• AIM: Output all the data exactly. Pictures do not belong in the copy.

— start INPUT RECORDS —

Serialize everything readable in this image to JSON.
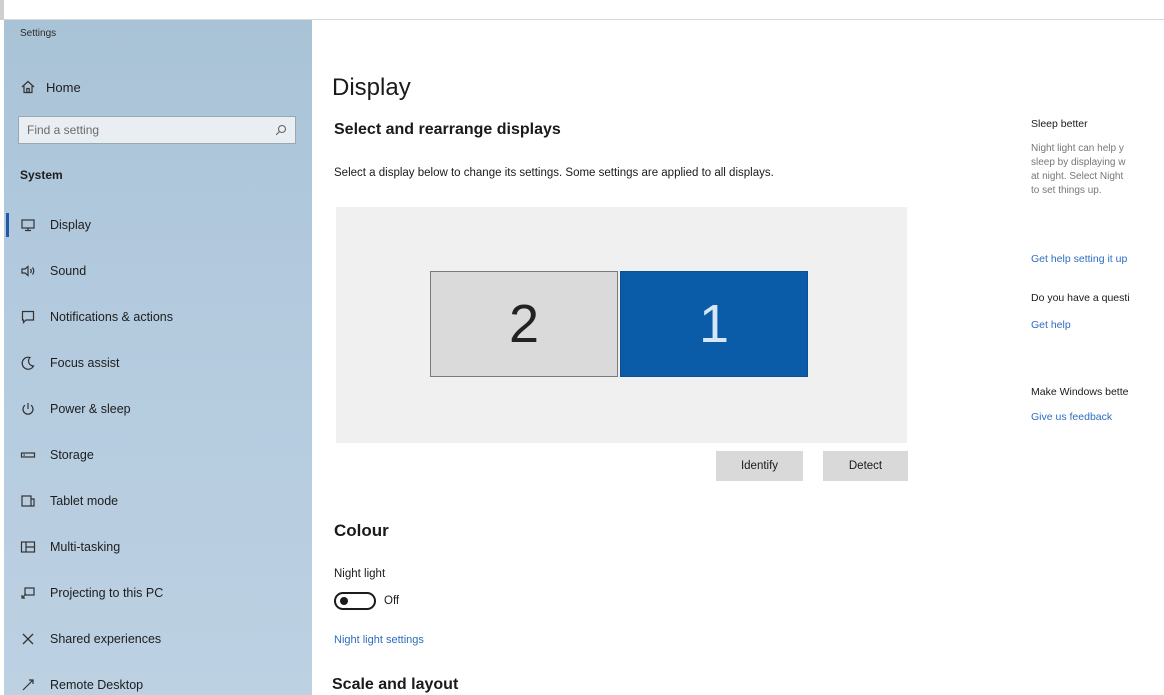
{
  "window": {
    "title": "Settings"
  },
  "sidebar": {
    "home_label": "Home",
    "search_placeholder": "Find a setting",
    "section_label": "System",
    "items": [
      {
        "label": "Display",
        "icon": "monitor-icon",
        "active": true
      },
      {
        "label": "Sound",
        "icon": "speaker-icon"
      },
      {
        "label": "Notifications & actions",
        "icon": "notification-icon"
      },
      {
        "label": "Focus assist",
        "icon": "moon-icon"
      },
      {
        "label": "Power & sleep",
        "icon": "power-icon"
      },
      {
        "label": "Storage",
        "icon": "storage-icon"
      },
      {
        "label": "Tablet mode",
        "icon": "tablet-icon"
      },
      {
        "label": "Multi-tasking",
        "icon": "multitasking-icon"
      },
      {
        "label": "Projecting to this PC",
        "icon": "projecting-icon"
      },
      {
        "label": "Shared experiences",
        "icon": "shared-icon"
      },
      {
        "label": "Remote Desktop",
        "icon": "remote-desktop-icon"
      }
    ]
  },
  "main": {
    "title": "Display",
    "rearrange_heading": "Select and rearrange displays",
    "rearrange_desc": "Select a display below to change its settings. Some settings are applied to all displays.",
    "monitors": [
      {
        "number": "2",
        "selected": false
      },
      {
        "number": "1",
        "selected": true
      }
    ],
    "identify_label": "Identify",
    "detect_label": "Detect",
    "colour_heading": "Colour",
    "night_light_label": "Night light",
    "night_light_state": "Off",
    "night_light_settings_link": "Night light settings",
    "scale_heading": "Scale and layout"
  },
  "right_panel": {
    "sleep_title": "Sleep better",
    "sleep_text": [
      "Night light can help y",
      "sleep by displaying w",
      "at night. Select Night",
      "to set things up."
    ],
    "sleep_link": "Get help setting it up",
    "question_title": "Do you have a questi",
    "question_link": "Get help",
    "feedback_title": "Make Windows bette",
    "feedback_link": "Give us feedback"
  },
  "colors": {
    "accent": "#0a5ca8",
    "link": "#2d6cc0",
    "sidebar_bg": "#b3cade",
    "monitor_inactive": "#dadada",
    "button_bg": "#d9d9d9"
  }
}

— end INPUT RECORDS —

• EXERCISE ANSWER:
Serialize everything readable in this image to JSON.
{
  "window": {
    "title": "Settings"
  },
  "sidebar": {
    "home_label": "Home",
    "search_placeholder": "Find a setting",
    "section_label": "System",
    "items": [
      {
        "label": "Display",
        "icon": "monitor-icon",
        "active": true
      },
      {
        "label": "Sound",
        "icon": "speaker-icon"
      },
      {
        "label": "Notifications & actions",
        "icon": "notification-icon"
      },
      {
        "label": "Focus assist",
        "icon": "moon-icon"
      },
      {
        "label": "Power & sleep",
        "icon": "power-icon"
      },
      {
        "label": "Storage",
        "icon": "storage-icon"
      },
      {
        "label": "Tablet mode",
        "icon": "tablet-icon"
      },
      {
        "label": "Multi-tasking",
        "icon": "multitasking-icon"
      },
      {
        "label": "Projecting to this PC",
        "icon": "projecting-icon"
      },
      {
        "label": "Shared experiences",
        "icon": "shared-icon"
      },
      {
        "label": "Remote Desktop",
        "icon": "remote-desktop-icon"
      }
    ]
  },
  "main": {
    "title": "Display",
    "rearrange_heading": "Select and rearrange displays",
    "rearrange_desc": "Select a display below to change its settings. Some settings are applied to all displays.",
    "monitors": [
      {
        "number": "2",
        "selected": false
      },
      {
        "number": "1",
        "selected": true
      }
    ],
    "identify_label": "Identify",
    "detect_label": "Detect",
    "colour_heading": "Colour",
    "night_light_label": "Night light",
    "night_light_state": "Off",
    "night_light_settings_link": "Night light settings",
    "scale_heading": "Scale and layout"
  },
  "right_panel": {
    "sleep_title": "Sleep better",
    "sleep_text": [
      "Night light can help y",
      "sleep by displaying w",
      "at night. Select Night",
      "to set things up."
    ],
    "sleep_link": "Get help setting it up",
    "question_title": "Do you have a questi",
    "question_link": "Get help",
    "feedback_title": "Make Windows bette",
    "feedback_link": "Give us feedback"
  },
  "colors": {
    "accent": "#0a5ca8",
    "link": "#2d6cc0",
    "sidebar_bg": "#b3cade",
    "monitor_inactive": "#dadada",
    "button_bg": "#d9d9d9"
  }
}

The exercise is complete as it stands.